## Teks Bacaan

Oleh: PercikanAPI
Pertama-tama, kami membuka padangan kami, ide dan gagasan kami, tentang karikatur kebudayaan Abad Pertengahan yang masih bertahan di sebagian dunia kapitalisme yang sedang sekarat ini. Kita melihat di beberapa titik pedesaan, sebagian masih mempertahankan budaya, adat, dan warisan tertentu dari masyarakat lama. Masyarakat Pertengahan, masyarakat yang berhamba di hadapan seseorang yang memiliki kuasa, di saat itu sebagai raja (Wakil Tuhan) di muka bumi. Di pedesaan, kebiasaan dan tingkah laku orang-orang, masih menaruh kepercayaan besar pada seseorang yang menempati posisi struktural tradisional di masyarakat tersebut. Kebenaran diterima karena orang ini tokoh agama, tetua adat, atau kepala suku tanpa mereka melihat lebih jauh apa-yang-diyakini sebagai kebenaran itu.

## Petunjuk Tugas
Berdasarkan teks tentang sisa budaya Abad Pertengahan, sebutkan semua kedudukan yang membuat ucapan seseorang di pedesaan diterima sebagai kebenaran. Baris-baris data ini berasal dari sumber yang berbeda.

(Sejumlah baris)
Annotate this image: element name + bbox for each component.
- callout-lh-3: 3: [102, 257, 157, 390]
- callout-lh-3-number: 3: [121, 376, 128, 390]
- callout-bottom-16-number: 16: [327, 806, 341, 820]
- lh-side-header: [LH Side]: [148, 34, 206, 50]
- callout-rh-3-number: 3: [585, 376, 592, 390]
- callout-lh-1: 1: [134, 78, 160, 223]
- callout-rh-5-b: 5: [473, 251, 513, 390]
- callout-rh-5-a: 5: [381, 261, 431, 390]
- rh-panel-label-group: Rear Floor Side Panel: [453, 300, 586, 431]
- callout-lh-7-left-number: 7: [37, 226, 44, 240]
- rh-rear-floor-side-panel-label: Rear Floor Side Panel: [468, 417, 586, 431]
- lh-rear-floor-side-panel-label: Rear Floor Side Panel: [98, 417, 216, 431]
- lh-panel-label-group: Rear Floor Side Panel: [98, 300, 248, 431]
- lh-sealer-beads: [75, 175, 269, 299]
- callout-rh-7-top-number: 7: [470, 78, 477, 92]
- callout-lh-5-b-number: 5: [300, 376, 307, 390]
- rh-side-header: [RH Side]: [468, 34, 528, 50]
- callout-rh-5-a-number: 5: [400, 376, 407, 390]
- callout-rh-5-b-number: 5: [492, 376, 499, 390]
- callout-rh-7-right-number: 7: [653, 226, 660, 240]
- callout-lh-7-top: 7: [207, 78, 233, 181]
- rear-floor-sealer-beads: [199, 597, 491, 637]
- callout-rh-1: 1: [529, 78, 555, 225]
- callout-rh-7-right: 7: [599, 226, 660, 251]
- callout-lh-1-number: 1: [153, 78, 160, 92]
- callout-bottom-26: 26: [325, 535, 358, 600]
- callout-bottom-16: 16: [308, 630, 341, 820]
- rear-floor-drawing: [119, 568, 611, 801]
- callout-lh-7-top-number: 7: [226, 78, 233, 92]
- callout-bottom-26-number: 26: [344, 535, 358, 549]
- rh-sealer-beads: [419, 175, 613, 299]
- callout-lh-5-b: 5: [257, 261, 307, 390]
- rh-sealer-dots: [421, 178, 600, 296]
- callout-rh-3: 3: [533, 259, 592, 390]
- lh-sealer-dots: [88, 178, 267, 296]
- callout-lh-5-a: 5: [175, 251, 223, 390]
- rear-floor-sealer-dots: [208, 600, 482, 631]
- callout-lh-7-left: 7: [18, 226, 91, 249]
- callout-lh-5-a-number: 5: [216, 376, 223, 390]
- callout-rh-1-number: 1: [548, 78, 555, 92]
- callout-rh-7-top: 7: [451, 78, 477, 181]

## Jawaban
Tokoh agama, tetua adat, dan kepala suku.